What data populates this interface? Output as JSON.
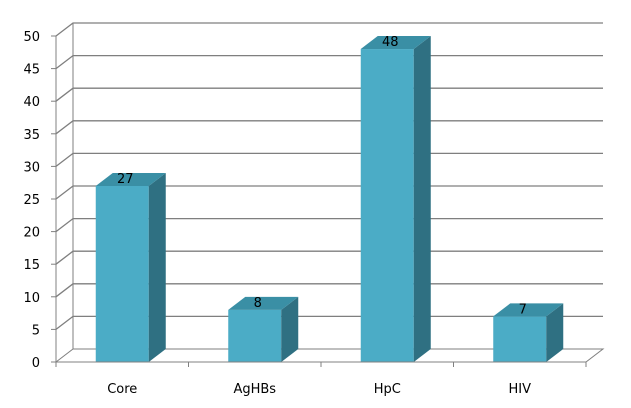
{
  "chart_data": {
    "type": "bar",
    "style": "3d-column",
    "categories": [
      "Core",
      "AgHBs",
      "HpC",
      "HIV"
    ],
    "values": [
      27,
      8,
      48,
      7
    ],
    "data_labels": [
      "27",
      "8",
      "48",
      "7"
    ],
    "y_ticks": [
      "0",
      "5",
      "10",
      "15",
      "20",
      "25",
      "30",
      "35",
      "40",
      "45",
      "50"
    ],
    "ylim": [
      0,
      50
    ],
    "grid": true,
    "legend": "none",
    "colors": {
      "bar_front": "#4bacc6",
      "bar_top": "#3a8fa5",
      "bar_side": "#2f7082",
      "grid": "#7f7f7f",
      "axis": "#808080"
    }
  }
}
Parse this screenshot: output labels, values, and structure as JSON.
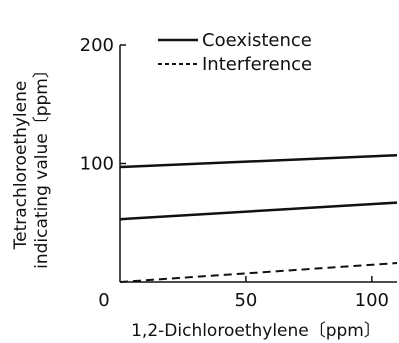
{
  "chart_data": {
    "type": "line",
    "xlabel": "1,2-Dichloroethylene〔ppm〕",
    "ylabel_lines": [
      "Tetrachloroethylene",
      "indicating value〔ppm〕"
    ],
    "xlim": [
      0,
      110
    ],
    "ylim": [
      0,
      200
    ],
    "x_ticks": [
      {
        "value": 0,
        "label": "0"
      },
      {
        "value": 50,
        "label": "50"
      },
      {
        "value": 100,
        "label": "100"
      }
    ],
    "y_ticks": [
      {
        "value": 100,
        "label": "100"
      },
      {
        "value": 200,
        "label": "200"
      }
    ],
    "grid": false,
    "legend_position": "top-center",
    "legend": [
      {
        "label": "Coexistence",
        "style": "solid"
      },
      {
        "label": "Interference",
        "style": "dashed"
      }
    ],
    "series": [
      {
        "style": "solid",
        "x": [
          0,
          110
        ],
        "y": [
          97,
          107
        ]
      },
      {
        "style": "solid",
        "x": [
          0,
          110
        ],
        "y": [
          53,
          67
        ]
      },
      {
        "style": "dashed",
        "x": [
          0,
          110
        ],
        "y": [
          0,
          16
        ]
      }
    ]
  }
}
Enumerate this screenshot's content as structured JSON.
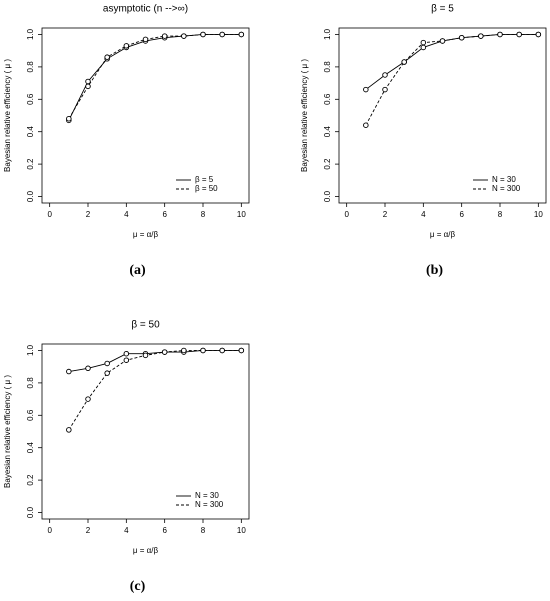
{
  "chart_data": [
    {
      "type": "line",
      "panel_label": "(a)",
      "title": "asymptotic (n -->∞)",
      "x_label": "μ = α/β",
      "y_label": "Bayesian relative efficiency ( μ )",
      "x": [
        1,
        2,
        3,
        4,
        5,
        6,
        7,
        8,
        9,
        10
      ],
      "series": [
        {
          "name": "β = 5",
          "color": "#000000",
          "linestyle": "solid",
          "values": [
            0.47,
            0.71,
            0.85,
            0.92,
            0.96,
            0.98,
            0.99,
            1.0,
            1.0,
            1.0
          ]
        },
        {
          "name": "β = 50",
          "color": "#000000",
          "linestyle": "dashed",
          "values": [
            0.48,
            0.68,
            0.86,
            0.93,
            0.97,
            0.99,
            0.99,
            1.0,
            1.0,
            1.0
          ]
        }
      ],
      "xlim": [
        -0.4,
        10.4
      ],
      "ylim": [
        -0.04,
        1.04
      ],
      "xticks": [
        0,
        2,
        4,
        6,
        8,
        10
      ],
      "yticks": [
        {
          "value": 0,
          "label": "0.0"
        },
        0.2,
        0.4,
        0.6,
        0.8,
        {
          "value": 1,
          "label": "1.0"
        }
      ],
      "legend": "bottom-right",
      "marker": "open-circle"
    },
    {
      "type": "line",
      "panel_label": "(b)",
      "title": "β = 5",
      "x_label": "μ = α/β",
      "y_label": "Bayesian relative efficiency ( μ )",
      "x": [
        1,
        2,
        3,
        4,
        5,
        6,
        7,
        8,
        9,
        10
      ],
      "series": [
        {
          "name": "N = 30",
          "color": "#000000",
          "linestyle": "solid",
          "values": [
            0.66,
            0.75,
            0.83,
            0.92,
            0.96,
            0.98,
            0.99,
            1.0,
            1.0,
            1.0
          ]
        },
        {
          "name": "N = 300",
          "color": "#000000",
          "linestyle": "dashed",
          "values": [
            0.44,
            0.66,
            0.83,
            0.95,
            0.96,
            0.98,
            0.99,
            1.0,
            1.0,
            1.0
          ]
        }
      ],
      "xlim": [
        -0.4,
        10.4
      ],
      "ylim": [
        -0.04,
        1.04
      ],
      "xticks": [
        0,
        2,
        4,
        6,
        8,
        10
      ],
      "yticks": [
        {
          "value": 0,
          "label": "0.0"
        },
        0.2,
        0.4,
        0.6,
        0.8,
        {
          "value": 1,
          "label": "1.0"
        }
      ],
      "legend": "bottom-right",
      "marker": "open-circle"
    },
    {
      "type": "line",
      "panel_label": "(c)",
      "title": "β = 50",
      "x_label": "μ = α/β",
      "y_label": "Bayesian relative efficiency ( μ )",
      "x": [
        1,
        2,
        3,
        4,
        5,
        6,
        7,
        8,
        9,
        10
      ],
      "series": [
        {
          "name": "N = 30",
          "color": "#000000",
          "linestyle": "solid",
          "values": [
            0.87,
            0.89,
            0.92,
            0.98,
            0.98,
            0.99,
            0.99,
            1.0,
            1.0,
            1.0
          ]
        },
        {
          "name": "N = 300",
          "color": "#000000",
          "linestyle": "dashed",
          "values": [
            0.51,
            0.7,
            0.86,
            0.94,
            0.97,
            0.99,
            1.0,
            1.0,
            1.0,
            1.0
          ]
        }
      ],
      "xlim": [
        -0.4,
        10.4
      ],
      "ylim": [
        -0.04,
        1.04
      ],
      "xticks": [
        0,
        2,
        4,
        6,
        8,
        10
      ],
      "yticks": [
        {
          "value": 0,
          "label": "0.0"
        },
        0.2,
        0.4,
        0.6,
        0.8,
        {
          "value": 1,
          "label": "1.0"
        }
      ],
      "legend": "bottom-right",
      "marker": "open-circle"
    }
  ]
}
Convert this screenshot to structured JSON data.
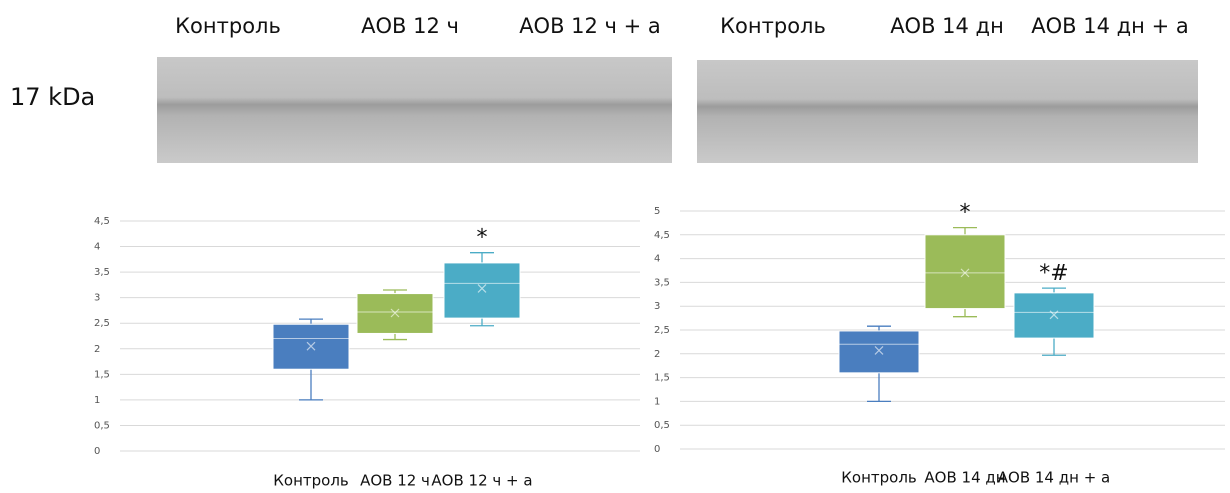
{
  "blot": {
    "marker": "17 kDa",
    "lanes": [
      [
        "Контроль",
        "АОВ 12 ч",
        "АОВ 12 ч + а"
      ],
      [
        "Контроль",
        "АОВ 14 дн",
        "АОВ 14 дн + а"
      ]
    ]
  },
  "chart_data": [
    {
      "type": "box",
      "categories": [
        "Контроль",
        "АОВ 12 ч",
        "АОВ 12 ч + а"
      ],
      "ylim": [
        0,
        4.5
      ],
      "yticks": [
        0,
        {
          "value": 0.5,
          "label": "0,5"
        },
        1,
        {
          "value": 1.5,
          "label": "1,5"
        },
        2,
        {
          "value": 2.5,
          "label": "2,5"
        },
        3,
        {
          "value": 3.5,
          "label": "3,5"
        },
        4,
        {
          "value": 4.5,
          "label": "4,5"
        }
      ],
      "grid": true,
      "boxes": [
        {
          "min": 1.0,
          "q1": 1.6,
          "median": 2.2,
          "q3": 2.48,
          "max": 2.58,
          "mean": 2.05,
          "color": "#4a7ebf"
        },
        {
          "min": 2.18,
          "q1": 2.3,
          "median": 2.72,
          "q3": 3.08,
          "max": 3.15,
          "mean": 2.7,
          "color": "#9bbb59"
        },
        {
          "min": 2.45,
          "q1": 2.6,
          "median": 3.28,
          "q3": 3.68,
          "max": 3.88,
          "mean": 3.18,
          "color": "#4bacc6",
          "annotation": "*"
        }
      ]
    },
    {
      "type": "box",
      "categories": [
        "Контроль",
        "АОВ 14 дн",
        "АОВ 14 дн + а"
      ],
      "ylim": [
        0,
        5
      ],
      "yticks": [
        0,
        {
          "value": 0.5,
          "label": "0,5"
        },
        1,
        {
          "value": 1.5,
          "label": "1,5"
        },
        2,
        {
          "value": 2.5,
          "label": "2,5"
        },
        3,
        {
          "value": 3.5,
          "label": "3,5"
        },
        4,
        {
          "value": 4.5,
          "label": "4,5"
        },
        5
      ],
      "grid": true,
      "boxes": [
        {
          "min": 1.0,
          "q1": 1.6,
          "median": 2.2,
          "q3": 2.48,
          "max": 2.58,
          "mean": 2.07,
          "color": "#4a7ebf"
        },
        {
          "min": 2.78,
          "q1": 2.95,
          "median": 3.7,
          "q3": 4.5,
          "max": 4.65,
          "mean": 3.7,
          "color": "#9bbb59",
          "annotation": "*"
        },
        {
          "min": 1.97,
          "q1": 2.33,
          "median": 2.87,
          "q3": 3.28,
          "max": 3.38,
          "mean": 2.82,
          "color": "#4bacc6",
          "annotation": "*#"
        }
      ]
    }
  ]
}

++++++

▸ DIRECTIONS:
Search the data for the string "structured" and copy each line where it appears.

▸ TASK ANSWER:
Enumerate this screenshot's content as structured JSON.
Convert this screenshot to structured JSON data.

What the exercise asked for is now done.